→ SOURCE DATA
********************
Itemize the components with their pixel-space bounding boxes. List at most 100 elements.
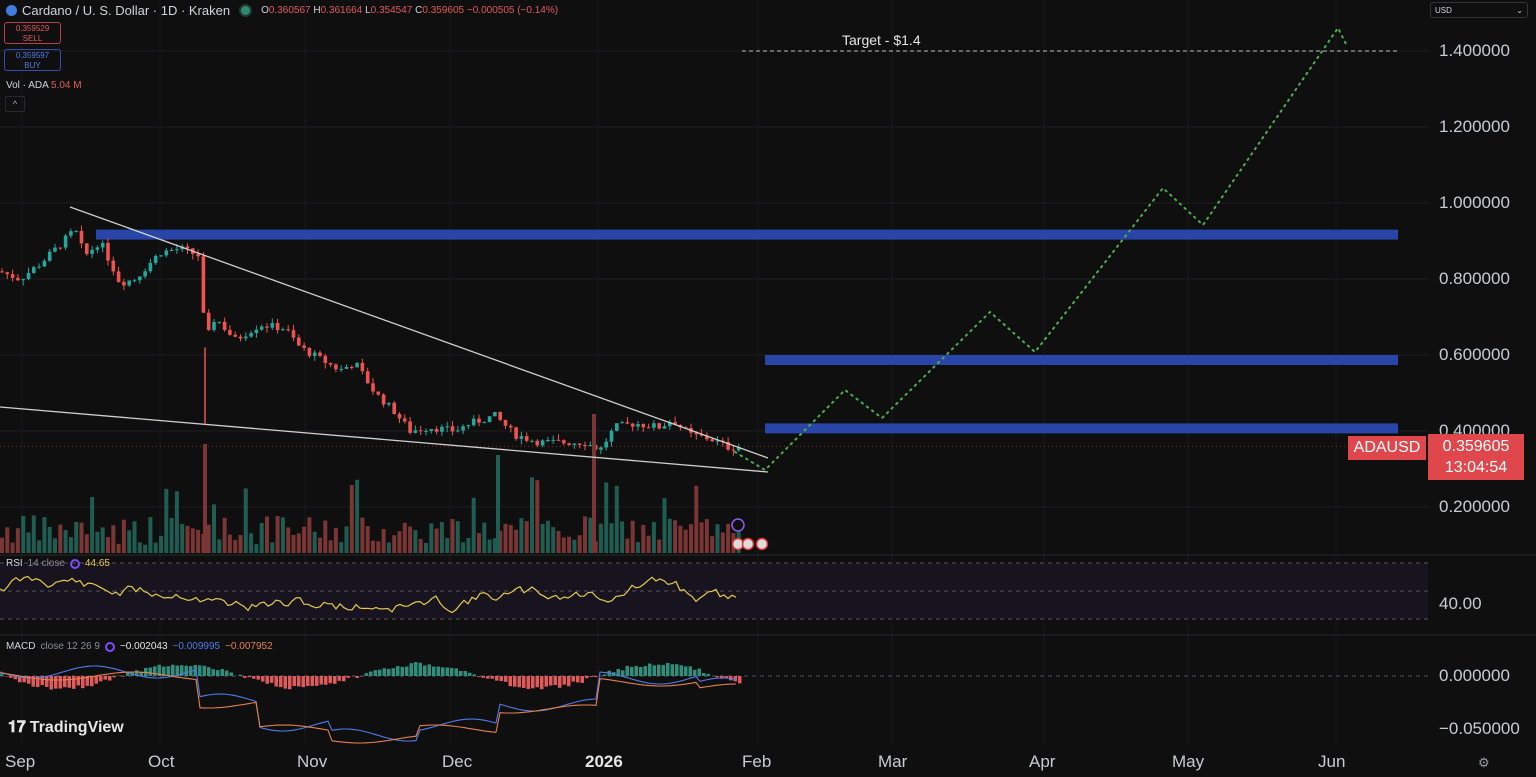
********************
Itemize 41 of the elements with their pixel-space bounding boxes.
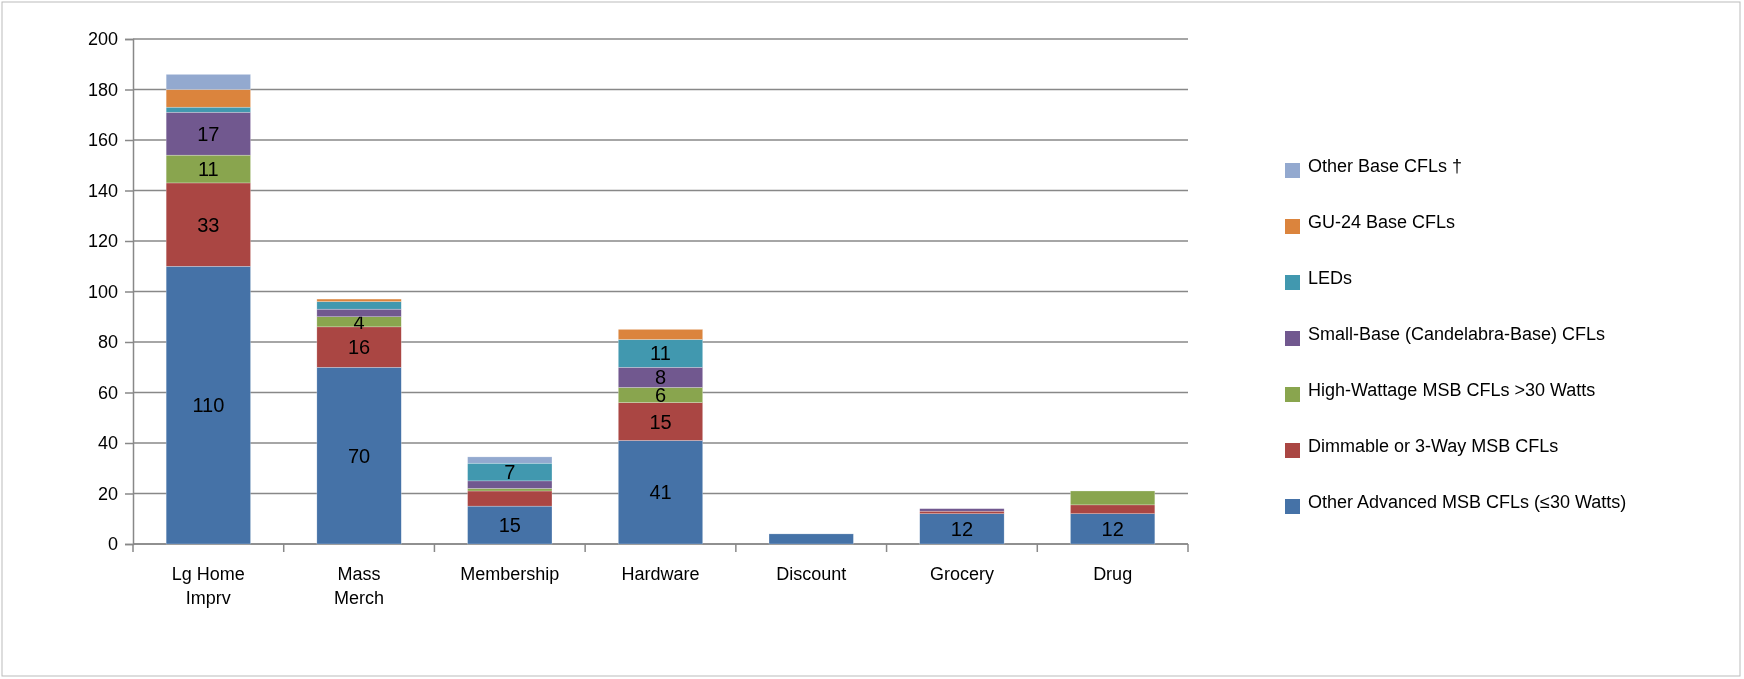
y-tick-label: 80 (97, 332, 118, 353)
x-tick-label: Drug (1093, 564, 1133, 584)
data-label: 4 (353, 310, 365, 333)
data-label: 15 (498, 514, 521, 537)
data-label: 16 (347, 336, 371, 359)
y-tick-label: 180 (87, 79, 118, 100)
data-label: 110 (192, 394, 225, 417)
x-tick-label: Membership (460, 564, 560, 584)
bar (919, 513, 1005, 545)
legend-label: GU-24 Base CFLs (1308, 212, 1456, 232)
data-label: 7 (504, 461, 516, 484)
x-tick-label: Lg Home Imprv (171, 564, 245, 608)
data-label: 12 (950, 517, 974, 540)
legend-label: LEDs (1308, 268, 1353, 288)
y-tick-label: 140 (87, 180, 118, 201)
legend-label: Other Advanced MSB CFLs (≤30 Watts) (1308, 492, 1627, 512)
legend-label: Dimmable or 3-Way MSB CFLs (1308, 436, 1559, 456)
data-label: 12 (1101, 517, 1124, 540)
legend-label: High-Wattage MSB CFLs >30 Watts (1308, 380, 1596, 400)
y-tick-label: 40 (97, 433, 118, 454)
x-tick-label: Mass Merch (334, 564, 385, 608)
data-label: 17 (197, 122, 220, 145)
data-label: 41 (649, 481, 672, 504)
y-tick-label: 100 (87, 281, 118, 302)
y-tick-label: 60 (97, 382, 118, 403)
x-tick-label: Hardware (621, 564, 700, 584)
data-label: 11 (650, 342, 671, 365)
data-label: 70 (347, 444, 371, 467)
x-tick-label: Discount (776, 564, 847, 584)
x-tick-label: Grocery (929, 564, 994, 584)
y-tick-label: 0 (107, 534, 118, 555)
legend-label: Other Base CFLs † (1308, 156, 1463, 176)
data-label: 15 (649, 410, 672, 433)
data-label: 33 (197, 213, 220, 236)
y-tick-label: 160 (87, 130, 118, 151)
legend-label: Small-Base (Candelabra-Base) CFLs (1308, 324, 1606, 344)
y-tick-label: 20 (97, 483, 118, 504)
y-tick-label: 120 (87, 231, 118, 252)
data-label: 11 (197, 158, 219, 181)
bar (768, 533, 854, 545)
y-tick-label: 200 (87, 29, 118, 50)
********************
→ YOUR TASK
Locate each line in the records that contains the word "elements" and copy those lines. Matching is case-sensitive.

→ OUTPUT
Itemize the components with their pixel-space bounding boxes. List at most 100 elements.
Itemize 41 of the elements with their pixel-space bounding boxes.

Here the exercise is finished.